◆ Stated goal
Read the listing and extract each line that includes the word "this".

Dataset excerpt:
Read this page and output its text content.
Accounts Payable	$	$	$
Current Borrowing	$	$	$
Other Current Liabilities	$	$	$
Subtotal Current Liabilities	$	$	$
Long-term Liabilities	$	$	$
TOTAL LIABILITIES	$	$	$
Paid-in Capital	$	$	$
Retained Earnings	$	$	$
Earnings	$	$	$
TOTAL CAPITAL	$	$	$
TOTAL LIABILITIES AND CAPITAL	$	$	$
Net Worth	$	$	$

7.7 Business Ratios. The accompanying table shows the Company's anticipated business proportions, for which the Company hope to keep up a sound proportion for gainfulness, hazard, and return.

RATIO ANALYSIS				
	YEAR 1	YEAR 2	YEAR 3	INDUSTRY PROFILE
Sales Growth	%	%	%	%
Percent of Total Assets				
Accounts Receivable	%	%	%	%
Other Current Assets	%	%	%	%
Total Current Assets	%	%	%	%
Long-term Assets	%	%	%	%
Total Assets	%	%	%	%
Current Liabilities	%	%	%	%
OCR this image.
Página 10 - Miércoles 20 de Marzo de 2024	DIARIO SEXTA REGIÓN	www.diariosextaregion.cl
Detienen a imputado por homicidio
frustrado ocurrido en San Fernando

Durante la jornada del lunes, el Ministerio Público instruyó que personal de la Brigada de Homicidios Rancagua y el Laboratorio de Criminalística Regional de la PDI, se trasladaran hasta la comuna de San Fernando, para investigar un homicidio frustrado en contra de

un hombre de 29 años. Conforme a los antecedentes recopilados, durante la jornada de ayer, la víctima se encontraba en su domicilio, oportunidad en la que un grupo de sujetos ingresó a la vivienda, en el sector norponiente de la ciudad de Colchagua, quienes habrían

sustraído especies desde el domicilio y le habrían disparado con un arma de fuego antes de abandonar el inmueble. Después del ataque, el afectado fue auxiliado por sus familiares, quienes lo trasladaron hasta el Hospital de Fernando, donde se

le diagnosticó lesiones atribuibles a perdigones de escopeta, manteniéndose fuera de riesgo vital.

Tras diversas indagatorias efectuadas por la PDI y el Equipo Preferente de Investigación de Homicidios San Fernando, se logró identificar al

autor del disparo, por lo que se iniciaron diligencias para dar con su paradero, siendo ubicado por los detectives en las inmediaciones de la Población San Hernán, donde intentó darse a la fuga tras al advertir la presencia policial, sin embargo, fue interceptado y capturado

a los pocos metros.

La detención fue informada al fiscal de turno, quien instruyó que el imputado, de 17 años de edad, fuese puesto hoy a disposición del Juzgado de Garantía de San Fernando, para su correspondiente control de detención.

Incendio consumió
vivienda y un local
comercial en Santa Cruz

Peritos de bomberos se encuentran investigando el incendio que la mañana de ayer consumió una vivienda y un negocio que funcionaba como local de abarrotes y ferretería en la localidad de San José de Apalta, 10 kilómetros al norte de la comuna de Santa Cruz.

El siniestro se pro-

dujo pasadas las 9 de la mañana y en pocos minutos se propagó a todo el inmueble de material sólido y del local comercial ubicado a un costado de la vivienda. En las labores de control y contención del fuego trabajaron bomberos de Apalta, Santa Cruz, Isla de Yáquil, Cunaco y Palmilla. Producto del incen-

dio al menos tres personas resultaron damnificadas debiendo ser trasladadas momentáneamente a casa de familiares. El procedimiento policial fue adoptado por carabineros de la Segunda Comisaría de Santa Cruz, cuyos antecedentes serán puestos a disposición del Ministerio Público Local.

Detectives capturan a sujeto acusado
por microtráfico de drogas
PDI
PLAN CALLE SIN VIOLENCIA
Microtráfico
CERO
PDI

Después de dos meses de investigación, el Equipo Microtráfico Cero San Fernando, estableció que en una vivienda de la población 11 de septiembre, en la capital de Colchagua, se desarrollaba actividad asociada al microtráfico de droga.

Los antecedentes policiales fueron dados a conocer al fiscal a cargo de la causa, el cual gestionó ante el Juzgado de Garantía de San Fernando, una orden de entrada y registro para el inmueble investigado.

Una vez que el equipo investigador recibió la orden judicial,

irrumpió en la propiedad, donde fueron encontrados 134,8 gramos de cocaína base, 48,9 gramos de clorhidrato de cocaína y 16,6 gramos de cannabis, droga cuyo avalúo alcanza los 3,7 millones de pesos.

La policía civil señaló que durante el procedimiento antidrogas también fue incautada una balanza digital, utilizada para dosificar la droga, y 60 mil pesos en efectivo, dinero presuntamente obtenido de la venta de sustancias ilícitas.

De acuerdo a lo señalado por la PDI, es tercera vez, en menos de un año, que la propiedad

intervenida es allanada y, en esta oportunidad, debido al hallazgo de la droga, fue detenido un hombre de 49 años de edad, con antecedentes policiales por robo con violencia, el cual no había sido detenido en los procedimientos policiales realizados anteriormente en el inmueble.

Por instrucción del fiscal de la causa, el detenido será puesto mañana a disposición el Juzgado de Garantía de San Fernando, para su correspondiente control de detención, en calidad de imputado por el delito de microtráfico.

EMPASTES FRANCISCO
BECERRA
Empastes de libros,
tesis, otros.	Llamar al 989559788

◆ The completed task
Read this page and output its text content.
OCR this image.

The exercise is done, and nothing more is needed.